Problem description:
Below are entries. Pull out all lines containing "Gesamtanzahl".

-- -- --

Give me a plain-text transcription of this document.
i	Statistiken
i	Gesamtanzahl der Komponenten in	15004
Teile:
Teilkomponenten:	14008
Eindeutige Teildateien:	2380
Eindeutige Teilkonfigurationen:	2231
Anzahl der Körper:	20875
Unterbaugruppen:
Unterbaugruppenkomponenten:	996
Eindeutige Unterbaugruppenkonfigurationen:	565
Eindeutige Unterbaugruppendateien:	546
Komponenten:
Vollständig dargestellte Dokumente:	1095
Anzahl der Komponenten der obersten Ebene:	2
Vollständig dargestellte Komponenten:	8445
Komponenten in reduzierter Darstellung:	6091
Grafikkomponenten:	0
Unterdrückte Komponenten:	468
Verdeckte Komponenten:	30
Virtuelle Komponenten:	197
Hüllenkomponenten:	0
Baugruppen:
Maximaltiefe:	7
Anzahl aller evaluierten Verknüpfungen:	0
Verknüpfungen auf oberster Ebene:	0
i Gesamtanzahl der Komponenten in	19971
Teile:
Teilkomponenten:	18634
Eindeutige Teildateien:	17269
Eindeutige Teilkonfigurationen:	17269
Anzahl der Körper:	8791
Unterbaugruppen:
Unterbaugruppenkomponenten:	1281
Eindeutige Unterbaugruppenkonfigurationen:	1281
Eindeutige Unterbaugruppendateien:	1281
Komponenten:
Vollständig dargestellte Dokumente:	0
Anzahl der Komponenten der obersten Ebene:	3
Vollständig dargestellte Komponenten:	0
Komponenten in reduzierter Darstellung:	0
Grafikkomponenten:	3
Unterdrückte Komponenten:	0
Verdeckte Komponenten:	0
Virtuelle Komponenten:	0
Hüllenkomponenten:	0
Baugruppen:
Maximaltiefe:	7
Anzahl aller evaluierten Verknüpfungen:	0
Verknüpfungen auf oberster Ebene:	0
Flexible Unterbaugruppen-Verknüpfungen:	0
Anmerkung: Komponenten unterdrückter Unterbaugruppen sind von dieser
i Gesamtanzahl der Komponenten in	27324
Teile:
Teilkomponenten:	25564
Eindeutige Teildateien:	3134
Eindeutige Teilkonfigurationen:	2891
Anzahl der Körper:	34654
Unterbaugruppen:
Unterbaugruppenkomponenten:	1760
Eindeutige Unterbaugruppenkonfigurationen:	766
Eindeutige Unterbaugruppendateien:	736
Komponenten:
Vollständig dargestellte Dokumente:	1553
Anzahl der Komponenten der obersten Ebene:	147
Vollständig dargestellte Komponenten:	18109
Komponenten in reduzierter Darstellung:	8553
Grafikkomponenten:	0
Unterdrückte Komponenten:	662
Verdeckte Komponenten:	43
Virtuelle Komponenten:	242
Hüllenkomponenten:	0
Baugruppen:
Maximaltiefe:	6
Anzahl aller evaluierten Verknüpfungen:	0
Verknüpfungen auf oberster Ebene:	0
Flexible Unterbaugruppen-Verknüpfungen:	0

-- -- --

Solution:
i	Gesamtanzahl der Komponenten in	15004
i Gesamtanzahl der Komponenten in	19971
i Gesamtanzahl der Komponenten in	27324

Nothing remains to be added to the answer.